### Supplied records

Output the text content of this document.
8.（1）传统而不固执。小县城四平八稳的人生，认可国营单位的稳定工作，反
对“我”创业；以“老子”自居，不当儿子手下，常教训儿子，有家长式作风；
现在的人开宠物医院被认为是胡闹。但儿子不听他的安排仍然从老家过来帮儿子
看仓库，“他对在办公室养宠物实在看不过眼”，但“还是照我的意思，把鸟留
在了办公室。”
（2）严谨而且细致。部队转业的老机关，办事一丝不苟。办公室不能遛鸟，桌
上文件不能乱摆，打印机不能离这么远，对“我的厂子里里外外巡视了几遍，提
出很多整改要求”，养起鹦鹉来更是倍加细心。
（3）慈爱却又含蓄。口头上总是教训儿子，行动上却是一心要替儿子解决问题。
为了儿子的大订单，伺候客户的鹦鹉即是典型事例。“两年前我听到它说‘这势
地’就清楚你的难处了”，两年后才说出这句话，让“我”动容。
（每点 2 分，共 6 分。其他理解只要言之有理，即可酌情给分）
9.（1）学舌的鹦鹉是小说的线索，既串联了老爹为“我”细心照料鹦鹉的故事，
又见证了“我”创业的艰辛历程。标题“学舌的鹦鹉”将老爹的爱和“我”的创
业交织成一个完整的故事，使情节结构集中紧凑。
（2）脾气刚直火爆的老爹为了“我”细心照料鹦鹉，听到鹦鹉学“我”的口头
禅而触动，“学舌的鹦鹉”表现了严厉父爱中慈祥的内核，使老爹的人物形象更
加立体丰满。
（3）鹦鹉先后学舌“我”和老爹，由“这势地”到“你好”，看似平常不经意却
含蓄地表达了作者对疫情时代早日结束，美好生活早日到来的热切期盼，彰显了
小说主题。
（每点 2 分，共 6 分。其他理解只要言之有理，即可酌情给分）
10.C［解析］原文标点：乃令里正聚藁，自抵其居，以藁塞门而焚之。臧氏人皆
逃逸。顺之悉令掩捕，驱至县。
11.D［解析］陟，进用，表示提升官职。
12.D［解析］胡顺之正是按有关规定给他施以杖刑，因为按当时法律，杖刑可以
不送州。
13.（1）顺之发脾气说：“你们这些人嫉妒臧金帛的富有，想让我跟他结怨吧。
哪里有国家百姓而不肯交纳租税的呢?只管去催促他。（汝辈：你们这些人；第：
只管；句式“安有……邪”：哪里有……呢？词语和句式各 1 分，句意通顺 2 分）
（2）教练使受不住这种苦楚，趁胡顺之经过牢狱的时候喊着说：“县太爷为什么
==
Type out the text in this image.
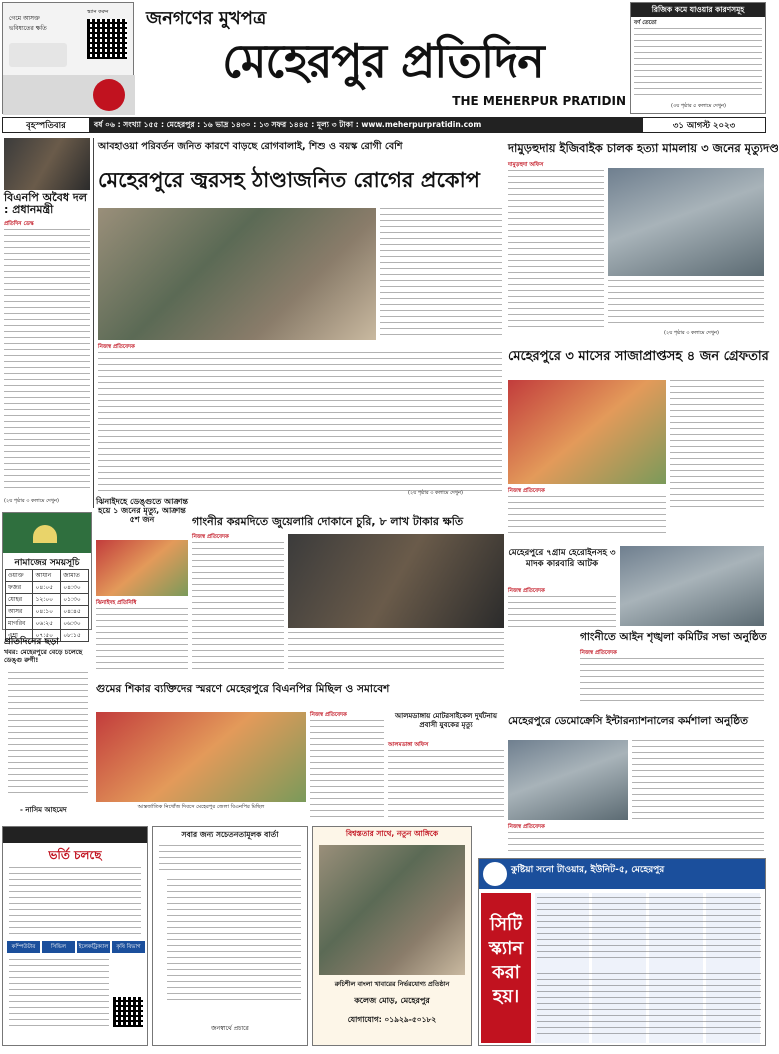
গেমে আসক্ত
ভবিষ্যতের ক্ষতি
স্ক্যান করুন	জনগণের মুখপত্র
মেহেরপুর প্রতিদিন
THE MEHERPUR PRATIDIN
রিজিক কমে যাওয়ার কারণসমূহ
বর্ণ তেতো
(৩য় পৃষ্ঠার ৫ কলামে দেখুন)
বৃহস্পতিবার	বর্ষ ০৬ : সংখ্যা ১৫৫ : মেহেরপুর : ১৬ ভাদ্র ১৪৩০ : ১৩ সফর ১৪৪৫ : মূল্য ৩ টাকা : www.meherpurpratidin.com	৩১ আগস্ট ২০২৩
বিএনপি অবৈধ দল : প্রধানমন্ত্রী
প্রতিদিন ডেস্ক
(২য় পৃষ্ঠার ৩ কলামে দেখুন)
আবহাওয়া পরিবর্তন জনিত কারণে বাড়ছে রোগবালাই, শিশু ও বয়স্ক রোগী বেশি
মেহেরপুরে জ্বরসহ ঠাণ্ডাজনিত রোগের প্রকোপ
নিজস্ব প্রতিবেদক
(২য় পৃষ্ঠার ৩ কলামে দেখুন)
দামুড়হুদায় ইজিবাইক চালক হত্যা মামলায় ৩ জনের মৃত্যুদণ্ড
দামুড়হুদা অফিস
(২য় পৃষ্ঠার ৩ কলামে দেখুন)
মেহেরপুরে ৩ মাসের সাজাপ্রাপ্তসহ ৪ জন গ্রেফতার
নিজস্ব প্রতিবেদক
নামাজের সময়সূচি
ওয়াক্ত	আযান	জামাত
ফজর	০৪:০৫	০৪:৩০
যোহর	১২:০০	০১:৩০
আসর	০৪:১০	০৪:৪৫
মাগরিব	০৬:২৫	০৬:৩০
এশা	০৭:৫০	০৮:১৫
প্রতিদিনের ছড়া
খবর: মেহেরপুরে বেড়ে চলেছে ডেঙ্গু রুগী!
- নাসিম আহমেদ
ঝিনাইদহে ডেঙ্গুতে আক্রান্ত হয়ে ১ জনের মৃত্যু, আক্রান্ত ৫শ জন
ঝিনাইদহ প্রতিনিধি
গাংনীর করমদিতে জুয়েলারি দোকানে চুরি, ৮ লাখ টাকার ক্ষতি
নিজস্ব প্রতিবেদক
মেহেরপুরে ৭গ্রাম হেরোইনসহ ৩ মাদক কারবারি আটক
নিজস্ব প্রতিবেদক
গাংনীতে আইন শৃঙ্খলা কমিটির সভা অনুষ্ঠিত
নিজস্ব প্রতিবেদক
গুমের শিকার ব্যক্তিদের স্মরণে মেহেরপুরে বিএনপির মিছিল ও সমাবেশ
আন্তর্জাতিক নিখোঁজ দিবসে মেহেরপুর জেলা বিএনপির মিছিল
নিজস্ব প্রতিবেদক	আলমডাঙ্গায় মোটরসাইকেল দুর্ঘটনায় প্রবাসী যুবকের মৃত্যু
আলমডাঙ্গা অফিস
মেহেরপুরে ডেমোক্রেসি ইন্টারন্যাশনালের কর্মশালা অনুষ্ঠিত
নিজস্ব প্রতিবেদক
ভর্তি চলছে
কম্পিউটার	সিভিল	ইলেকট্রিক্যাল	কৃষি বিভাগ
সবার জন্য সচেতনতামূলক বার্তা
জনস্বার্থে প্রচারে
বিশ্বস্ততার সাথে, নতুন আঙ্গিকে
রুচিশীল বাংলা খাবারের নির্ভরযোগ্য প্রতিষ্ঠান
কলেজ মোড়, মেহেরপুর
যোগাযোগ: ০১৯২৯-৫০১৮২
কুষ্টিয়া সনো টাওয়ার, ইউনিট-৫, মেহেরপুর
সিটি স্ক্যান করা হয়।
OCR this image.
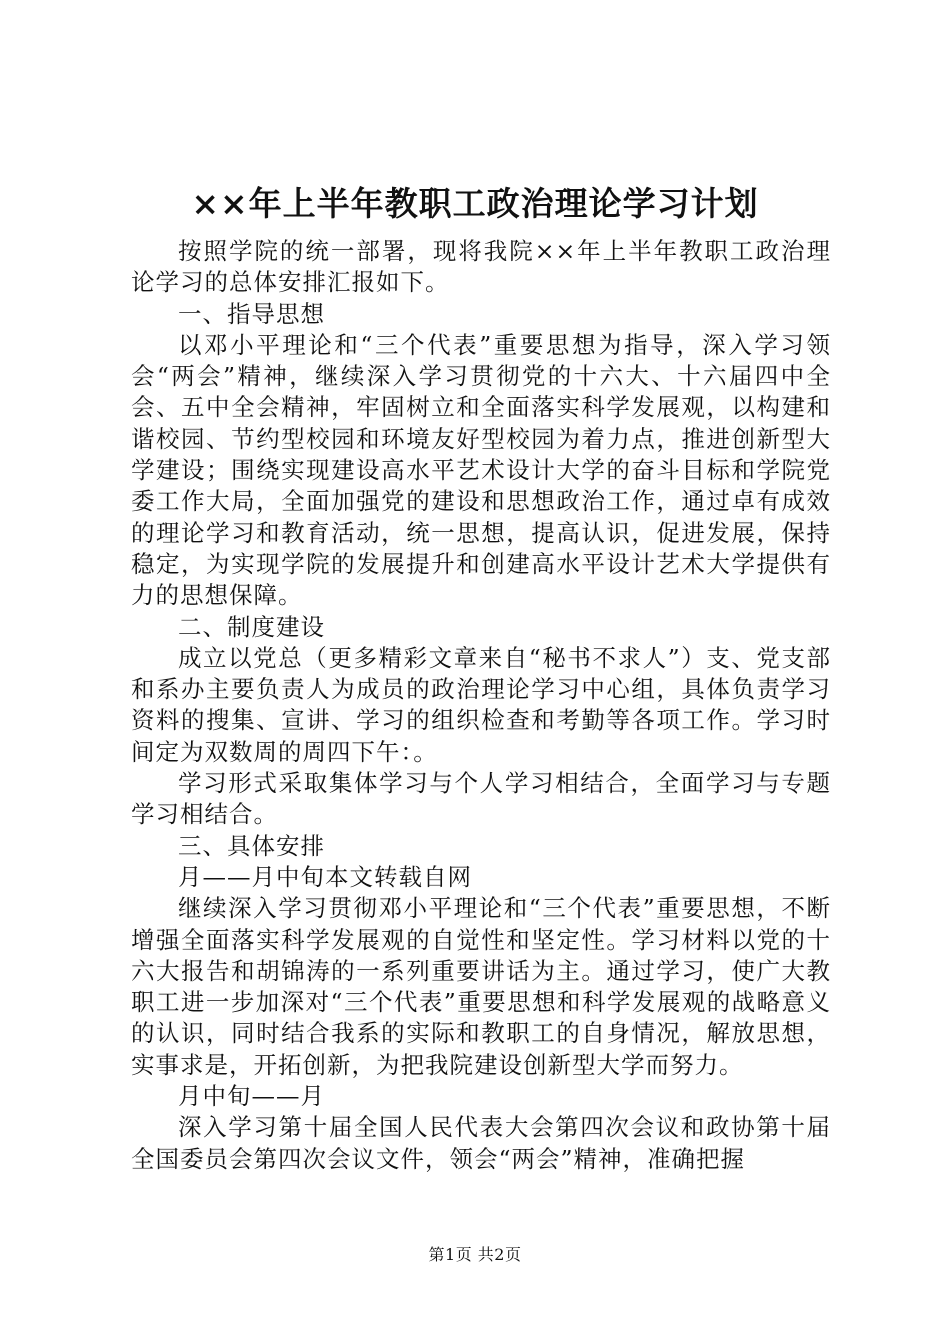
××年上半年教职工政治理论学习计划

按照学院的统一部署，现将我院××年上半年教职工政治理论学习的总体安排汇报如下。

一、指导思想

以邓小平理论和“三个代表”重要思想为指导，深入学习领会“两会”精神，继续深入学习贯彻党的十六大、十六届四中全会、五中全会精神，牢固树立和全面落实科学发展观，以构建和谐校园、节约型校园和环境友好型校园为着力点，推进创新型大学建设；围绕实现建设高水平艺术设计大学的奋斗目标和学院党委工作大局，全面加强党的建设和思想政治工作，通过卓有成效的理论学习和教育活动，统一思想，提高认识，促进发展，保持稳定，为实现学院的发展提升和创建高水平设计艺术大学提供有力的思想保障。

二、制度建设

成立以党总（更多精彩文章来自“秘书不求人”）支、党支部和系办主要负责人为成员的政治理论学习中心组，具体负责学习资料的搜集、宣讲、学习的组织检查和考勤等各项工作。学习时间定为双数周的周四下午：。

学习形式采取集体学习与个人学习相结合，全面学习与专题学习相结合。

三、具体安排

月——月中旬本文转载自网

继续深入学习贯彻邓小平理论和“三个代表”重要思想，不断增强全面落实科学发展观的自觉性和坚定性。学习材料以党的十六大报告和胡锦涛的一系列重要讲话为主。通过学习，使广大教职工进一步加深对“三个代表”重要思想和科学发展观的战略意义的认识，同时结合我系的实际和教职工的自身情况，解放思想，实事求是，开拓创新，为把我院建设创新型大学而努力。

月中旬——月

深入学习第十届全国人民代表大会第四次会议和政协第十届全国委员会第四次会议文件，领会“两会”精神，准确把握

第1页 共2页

### Problem to work on
Filter lines by "আলমড" and return each hit.

### Problem solution
নিজস্ব প্রতিবেদক	আলমডাঙ্গায় মোটরসাইকেল দুর্ঘটনায় প্রবাসী যুবকের মৃত্যু
আলমডাঙ্গা অফিস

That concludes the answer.